TRECHO FORNECIDO —
☆ ☆ ☆ ☆
Não confiar que o professor seja capaz de lidar com o que o aluno faz é um obstáculo bem mais fácil de ultrapassar do que a falta de auto-confiança. Depois de algumas vezes com o professor dizendo "me bate', o aluno finalmente decide que é isso que ele realmente quer(o professor) e que isso é problema dele (do professor) se você o machucar. O aluno tenta acertar o professor e descobre que o professor não está aonde ele bateu. Pior, ou melhor, o professor contra atacou que seria bem desagradável se o professor não tivesse um controle tão bom. Não precisa repetir  muitas vezes isso para que o aluno comece a confiar que o professor é capaz de fazer aquilo que ele diz e que irá mantê-los seguros.
☆ ☆ ☆ ☆
DADOS APRESENTADOS —

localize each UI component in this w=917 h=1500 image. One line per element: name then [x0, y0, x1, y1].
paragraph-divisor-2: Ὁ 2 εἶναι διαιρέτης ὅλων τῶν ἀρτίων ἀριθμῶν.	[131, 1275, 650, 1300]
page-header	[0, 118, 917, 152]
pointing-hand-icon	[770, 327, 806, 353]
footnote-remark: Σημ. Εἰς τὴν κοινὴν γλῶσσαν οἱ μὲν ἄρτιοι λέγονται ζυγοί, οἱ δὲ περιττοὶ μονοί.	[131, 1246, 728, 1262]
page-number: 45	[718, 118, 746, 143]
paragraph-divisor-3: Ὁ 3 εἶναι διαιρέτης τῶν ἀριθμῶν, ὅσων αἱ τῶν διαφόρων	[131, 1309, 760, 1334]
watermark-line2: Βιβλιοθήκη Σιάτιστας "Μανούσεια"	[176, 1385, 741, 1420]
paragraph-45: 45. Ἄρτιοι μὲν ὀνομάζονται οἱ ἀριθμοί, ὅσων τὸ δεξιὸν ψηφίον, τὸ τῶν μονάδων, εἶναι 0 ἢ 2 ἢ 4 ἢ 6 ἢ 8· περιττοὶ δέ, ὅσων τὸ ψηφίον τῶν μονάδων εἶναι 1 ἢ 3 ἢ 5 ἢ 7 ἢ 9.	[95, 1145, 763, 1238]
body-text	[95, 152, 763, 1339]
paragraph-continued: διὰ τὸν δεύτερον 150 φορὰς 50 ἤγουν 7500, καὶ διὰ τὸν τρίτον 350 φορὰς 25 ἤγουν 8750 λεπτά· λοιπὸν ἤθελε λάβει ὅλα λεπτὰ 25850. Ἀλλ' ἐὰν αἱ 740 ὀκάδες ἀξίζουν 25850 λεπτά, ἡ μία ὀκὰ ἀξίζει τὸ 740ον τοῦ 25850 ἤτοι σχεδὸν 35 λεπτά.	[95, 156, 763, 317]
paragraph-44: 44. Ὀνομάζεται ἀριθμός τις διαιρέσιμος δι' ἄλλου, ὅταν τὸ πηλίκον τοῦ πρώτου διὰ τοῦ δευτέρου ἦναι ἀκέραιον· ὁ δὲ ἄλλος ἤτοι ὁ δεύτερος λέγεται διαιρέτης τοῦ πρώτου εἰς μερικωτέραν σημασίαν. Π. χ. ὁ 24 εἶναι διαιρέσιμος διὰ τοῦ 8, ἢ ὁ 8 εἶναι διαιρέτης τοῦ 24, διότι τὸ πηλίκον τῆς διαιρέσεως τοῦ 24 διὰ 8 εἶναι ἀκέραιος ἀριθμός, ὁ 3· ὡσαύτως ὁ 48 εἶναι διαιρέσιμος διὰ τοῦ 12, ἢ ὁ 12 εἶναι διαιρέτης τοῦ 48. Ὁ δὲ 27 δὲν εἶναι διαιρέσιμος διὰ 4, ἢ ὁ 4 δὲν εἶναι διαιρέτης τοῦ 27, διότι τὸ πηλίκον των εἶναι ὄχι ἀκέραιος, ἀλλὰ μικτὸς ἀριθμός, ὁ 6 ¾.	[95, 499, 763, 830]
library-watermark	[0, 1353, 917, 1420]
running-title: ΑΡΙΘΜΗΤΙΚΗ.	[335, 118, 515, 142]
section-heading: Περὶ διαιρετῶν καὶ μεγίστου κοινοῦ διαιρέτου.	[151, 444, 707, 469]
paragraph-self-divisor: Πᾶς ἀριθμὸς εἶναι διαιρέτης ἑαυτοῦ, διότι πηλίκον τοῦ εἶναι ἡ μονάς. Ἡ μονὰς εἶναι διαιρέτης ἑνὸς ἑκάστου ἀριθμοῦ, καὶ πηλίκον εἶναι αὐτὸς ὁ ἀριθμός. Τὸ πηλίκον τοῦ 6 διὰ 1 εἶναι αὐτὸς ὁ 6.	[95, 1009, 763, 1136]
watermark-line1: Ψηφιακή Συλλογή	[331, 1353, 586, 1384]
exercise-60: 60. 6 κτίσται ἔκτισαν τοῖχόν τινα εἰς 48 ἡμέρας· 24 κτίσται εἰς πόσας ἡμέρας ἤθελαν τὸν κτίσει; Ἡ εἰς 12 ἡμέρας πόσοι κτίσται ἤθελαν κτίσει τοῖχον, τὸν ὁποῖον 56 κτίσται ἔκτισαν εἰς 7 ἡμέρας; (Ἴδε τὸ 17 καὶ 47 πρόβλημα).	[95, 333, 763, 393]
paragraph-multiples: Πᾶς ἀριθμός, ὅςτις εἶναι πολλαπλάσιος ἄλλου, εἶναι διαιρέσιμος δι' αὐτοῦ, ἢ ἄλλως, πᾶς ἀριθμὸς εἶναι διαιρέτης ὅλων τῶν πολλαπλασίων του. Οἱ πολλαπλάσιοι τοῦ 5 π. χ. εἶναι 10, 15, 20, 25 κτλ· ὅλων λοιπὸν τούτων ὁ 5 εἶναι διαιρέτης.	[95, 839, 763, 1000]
☆ ☆ ☆ ☆
TAREFAS PROPOSTAS —
(a) Segundo o trecho sobre a confiança entre aluno e professor, qual obstáculo é bem mais fácil de ultrapassar do que a falta de autoconfiança?
(b) Reproduza palavra por palavra uma parte do trecho fornecido, começando nas palavras "Não confiar que" e parando logo após "irá mantê-los seguros.".

RESPOSTAS POR TAREFA —
(a) Não confiar que o professor seja capaz de lidar com o que o aluno faz.

(b)
Não confiar que o professor seja capaz de lidar com o que o aluno faz é um obstáculo bem mais fácil de ultrapassar do que a falta de auto-confiança. Depois de algumas vezes com o professor dizendo "me bate', o aluno finalmente decide que é isso que ele realmente quer(o professor) e que isso é problema dele (do professor) se você o machucar. O aluno tenta acertar o professor e descobre que o professor não está aonde ele bateu. Pior, ou melhor, o professor contra atacou que seria bem desagradável se o professor não tivesse um controle tão bom. Não precisa repetir  muitas vezes isso para que o aluno comece a confiar que o professor é capaz de fazer aquilo que ele diz e que irá mantê-los seguros.